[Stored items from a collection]

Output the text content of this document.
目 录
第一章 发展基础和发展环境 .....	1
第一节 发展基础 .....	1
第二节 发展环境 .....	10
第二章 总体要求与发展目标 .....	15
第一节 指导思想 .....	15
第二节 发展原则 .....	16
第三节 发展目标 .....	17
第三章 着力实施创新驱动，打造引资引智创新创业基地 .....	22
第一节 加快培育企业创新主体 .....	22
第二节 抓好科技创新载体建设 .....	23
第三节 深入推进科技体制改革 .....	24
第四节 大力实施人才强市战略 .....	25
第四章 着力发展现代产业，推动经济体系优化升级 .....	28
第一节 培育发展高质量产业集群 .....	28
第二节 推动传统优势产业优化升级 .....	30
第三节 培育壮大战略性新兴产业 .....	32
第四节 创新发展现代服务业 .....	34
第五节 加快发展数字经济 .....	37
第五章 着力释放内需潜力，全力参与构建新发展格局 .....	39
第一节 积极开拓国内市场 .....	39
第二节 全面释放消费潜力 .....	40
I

→ Brief
From the records above, extract every line exactly as it stands.

→ Result of this exercise
Output the text content of this document.
目 录
第一章 发展基础和发展环境 .....	1
第一节 发展基础 .....	1
第二节 发展环境 .....	10
第二章 总体要求与发展目标 .....	15
第一节 指导思想 .....	15
第二节 发展原则 .....	16
第三节 发展目标 .....	17
第三章 着力实施创新驱动，打造引资引智创新创业基地 .....	22
第一节 加快培育企业创新主体 .....	22
第二节 抓好科技创新载体建设 .....	23
第三节 深入推进科技体制改革 .....	24
第四节 大力实施人才强市战略 .....	25
第四章 着力发展现代产业，推动经济体系优化升级 .....	28
第一节 培育发展高质量产业集群 .....	28
第二节 推动传统优势产业优化升级 .....	30
第三节 培育壮大战略性新兴产业 .....	32
第四节 创新发展现代服务业 .....	34
第五节 加快发展数字经济 .....	37
第五章 着力释放内需潜力，全力参与构建新发展格局 .....	39
第一节 积极开拓国内市场 .....	39
第二节 全面释放消费潜力 .....	40
I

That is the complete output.